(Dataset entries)
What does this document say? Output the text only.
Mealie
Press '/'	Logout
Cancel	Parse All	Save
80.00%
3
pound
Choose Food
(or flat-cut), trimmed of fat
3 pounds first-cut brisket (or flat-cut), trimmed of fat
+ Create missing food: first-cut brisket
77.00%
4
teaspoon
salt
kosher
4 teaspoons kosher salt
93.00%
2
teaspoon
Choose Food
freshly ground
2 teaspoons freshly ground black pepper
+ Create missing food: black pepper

*CHALLENGE*
Check each line above for the word "trimmed" and copy the ones that have it.

*RESULT*
(or flat-cut), trimmed of fat
3 pounds first-cut brisket (or flat-cut), trimmed of fat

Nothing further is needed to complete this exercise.